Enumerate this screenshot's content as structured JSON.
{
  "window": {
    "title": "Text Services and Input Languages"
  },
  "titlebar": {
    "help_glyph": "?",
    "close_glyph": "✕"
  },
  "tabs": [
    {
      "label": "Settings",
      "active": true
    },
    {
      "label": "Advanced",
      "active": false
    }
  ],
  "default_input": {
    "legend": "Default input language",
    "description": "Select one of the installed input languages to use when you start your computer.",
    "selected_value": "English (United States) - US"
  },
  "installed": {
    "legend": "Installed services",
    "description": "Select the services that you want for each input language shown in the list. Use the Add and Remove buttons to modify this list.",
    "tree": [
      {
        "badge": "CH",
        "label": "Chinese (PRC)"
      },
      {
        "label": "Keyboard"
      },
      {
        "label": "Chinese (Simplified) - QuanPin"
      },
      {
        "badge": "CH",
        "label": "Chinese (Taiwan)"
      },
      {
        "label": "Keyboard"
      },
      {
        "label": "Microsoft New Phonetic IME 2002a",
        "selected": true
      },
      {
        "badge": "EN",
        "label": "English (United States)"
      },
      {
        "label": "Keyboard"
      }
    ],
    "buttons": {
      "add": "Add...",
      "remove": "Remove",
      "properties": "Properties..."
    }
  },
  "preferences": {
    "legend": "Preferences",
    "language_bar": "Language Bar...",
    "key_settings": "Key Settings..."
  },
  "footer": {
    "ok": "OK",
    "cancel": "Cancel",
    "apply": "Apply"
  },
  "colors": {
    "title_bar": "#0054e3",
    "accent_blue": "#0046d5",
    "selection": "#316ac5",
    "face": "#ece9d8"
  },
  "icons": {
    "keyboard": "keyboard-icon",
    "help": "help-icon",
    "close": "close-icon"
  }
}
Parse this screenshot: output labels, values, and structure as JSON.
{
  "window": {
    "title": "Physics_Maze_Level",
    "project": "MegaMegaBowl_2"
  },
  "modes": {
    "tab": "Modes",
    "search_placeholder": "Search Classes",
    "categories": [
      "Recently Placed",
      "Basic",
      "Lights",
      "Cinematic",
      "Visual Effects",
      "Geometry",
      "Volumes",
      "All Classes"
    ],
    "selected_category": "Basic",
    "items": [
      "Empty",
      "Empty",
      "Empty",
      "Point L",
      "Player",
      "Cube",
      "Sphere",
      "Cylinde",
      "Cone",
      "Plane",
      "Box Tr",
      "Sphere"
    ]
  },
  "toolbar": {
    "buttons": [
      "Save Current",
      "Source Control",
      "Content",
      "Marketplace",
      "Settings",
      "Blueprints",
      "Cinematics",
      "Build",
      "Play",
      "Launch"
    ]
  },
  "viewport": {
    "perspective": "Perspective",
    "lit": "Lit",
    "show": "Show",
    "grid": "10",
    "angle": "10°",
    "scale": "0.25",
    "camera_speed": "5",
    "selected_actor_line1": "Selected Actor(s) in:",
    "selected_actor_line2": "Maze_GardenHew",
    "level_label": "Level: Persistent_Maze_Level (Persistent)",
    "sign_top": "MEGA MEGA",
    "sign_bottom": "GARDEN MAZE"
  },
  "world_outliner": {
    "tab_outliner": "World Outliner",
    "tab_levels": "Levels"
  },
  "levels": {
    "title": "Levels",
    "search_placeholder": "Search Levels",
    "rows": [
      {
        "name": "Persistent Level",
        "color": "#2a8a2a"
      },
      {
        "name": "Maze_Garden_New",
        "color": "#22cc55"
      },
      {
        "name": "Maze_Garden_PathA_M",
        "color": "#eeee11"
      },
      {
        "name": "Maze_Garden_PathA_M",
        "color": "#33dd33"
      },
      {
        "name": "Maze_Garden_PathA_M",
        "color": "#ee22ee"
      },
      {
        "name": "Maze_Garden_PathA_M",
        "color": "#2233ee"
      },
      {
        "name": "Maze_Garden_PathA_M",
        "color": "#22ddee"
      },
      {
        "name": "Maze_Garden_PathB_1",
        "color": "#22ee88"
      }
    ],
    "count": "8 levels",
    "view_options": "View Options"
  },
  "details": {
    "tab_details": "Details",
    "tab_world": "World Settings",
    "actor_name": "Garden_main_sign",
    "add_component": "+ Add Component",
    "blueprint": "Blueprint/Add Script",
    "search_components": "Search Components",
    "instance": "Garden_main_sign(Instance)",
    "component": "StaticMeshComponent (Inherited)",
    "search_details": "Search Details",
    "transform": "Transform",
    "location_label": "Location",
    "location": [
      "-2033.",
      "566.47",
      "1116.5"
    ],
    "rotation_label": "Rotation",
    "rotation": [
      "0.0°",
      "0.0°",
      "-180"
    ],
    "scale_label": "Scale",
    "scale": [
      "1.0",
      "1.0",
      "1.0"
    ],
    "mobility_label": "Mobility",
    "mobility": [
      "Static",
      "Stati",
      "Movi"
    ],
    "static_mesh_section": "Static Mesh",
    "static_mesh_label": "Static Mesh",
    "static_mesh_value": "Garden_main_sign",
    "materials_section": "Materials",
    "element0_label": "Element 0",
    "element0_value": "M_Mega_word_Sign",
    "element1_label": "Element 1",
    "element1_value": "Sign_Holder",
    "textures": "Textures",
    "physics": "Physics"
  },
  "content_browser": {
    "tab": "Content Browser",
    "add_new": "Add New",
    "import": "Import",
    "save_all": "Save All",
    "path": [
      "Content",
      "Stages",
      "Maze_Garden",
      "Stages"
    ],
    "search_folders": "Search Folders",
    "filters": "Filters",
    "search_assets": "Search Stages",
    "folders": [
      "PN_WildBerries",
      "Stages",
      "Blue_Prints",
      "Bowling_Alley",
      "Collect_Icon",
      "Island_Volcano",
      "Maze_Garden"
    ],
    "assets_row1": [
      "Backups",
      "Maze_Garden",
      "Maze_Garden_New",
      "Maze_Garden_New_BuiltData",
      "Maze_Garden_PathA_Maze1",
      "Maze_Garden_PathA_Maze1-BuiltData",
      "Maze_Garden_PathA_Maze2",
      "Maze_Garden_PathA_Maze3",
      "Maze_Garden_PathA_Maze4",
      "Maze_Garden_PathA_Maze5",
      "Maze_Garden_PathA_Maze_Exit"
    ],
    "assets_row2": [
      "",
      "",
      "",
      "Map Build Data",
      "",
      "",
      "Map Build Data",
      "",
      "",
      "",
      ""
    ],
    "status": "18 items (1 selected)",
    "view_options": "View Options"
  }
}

▶ [Aim of the exercise]:
Which lines hold the string "JSON"? List them all.

▶ [Answer to the exercise]:
Enumerate this screenshot's content as structured JSON.
Parse this screenshot: output labels, values, and structure as JSON.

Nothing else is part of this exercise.